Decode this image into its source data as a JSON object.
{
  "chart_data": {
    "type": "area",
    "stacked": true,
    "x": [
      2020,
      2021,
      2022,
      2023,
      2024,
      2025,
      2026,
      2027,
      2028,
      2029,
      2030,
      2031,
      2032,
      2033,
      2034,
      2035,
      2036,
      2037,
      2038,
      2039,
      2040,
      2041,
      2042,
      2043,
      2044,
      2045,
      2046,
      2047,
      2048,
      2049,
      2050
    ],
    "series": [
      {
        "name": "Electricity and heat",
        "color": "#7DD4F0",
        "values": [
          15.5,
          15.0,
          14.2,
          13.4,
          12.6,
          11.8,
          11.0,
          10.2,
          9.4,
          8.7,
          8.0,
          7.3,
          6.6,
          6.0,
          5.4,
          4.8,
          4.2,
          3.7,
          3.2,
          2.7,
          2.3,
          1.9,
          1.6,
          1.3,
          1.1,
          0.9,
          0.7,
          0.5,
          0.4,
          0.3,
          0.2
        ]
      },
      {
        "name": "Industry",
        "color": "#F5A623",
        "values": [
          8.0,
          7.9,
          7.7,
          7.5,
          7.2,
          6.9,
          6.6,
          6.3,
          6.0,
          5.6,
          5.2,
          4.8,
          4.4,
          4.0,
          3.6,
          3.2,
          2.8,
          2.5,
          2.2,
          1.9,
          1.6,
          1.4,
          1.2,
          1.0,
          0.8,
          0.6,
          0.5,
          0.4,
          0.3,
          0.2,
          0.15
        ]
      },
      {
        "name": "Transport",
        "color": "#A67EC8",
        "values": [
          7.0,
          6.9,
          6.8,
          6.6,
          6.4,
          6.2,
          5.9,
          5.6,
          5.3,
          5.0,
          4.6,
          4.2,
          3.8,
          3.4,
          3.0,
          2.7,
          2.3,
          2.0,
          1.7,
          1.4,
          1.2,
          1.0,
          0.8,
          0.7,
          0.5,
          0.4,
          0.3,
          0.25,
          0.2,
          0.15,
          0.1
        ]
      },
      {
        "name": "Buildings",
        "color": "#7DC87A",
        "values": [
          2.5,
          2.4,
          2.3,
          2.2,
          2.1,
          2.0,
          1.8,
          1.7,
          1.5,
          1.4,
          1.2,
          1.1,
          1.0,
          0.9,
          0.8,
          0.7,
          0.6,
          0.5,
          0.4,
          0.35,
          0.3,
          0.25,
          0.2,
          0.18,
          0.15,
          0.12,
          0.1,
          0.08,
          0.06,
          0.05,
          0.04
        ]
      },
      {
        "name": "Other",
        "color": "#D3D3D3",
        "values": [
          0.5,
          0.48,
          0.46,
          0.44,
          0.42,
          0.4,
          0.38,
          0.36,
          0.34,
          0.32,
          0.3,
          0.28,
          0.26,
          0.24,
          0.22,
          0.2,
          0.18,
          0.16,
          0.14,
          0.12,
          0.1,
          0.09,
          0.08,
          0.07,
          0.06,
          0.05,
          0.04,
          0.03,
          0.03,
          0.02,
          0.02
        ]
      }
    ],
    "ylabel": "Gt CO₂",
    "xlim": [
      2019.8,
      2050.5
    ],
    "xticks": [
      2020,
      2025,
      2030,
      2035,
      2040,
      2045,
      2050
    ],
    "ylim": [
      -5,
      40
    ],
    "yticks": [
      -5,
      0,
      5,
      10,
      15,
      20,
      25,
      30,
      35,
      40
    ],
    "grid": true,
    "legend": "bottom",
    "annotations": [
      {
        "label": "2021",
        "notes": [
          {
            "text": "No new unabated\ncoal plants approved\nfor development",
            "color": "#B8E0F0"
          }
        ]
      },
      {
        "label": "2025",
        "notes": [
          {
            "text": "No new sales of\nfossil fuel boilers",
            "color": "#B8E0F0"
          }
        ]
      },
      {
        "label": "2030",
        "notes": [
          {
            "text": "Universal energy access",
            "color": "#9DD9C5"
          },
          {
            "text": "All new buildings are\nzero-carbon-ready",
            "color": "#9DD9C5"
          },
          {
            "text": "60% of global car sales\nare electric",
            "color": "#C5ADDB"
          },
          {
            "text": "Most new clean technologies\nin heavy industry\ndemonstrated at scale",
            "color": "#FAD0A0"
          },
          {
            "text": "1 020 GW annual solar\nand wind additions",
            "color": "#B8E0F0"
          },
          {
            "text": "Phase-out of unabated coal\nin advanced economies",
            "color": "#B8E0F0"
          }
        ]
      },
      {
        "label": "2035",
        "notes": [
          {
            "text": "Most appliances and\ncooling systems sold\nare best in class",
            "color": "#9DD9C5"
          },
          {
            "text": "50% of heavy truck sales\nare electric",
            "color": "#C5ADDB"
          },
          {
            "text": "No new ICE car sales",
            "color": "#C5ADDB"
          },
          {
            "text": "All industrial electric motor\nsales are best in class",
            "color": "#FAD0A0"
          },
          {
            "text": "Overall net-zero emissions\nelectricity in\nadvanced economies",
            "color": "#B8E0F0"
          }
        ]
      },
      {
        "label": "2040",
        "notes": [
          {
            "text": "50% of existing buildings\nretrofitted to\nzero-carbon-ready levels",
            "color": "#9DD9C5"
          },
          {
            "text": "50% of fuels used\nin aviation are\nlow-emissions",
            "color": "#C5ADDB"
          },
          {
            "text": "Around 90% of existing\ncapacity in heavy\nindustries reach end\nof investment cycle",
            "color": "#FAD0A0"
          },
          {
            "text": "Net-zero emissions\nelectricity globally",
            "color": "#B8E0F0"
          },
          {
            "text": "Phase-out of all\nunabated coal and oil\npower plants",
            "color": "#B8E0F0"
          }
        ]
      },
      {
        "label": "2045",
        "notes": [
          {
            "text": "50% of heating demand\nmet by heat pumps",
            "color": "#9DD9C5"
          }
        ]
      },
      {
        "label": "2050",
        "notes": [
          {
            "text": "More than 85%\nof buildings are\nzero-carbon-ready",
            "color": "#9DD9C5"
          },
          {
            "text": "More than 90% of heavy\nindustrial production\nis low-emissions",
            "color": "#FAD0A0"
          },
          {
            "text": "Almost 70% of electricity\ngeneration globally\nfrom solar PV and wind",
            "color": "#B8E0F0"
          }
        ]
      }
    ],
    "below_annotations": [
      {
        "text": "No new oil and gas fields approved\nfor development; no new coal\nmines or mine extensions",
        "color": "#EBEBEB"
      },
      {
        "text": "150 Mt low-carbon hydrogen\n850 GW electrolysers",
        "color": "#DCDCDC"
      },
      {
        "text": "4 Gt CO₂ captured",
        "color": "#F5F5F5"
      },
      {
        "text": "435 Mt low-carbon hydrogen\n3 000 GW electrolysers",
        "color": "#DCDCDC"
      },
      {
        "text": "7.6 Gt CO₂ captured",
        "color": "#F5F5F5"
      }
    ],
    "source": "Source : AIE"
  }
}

◆ ◆ ◆ ◆

### INSTRUCTION
Pick each line holding the word "electrolysers" out of the listing.

### WRITTEN ANSWER
        "text": "150 Mt low-carbon hydrogen\n850 GW electrolysers",
        "text": "435 Mt low-carbon hydrogen\n3 000 GW electrolysers",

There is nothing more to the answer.